▶ _GOAL_:
A single number is the answer here: how many lines of the entries contain "Özel"?

(Saved entries)
▼
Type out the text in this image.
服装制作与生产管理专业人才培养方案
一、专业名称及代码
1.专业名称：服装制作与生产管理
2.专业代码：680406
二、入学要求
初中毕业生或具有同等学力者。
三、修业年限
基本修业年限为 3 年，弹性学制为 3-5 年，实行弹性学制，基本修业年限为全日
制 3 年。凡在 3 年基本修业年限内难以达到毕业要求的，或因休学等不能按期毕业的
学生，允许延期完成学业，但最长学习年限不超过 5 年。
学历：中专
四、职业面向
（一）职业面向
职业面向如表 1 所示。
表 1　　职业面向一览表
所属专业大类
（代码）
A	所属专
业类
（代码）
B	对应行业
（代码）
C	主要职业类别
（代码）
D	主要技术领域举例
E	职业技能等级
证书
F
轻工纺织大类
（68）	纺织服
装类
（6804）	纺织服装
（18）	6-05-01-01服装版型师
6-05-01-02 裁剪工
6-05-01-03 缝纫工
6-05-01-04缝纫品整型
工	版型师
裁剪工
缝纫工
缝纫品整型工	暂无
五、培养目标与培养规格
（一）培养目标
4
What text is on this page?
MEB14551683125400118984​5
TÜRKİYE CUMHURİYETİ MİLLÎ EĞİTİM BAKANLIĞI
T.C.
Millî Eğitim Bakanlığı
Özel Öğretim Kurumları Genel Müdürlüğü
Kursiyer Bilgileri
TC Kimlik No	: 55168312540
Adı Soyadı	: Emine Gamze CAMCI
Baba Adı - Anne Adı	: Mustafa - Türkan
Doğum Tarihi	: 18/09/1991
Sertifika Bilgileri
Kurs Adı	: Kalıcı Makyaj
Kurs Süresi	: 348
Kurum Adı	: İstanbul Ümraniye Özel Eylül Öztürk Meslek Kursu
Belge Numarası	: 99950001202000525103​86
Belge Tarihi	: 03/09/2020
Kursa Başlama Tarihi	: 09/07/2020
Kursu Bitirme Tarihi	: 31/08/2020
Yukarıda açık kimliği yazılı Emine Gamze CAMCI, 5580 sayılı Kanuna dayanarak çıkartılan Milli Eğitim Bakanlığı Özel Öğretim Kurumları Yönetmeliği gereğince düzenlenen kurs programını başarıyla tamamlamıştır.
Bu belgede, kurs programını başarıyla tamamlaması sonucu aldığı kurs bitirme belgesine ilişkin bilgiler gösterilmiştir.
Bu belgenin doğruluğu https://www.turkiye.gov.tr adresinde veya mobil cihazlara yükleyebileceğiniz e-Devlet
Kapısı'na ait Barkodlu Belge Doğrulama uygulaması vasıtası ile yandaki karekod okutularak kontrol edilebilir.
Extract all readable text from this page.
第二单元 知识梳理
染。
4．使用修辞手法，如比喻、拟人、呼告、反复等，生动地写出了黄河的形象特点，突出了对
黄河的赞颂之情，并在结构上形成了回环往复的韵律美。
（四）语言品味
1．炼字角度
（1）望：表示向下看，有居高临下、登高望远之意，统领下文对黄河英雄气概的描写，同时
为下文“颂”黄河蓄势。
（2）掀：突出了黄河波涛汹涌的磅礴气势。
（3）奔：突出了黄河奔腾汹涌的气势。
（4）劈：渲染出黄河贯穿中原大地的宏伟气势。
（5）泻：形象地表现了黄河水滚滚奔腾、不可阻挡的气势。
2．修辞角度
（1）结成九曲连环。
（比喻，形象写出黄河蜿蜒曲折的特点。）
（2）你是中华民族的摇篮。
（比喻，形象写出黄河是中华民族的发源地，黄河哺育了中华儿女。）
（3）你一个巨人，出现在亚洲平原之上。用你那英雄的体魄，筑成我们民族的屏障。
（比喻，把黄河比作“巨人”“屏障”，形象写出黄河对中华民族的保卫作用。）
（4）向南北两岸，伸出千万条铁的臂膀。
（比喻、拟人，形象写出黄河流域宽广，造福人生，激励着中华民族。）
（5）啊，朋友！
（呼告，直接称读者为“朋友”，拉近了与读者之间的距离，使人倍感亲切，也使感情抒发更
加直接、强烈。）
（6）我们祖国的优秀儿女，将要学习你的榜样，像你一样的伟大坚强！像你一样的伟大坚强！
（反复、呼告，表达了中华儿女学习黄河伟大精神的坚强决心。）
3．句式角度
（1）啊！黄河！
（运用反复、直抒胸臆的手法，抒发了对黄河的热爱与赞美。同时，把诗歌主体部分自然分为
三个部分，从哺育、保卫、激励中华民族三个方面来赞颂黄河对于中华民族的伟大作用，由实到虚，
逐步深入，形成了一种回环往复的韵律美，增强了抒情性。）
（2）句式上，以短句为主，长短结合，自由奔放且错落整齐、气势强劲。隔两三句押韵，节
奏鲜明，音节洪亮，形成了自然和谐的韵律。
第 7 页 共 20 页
▲
▶ _PROBLEM SOLUTION_:
3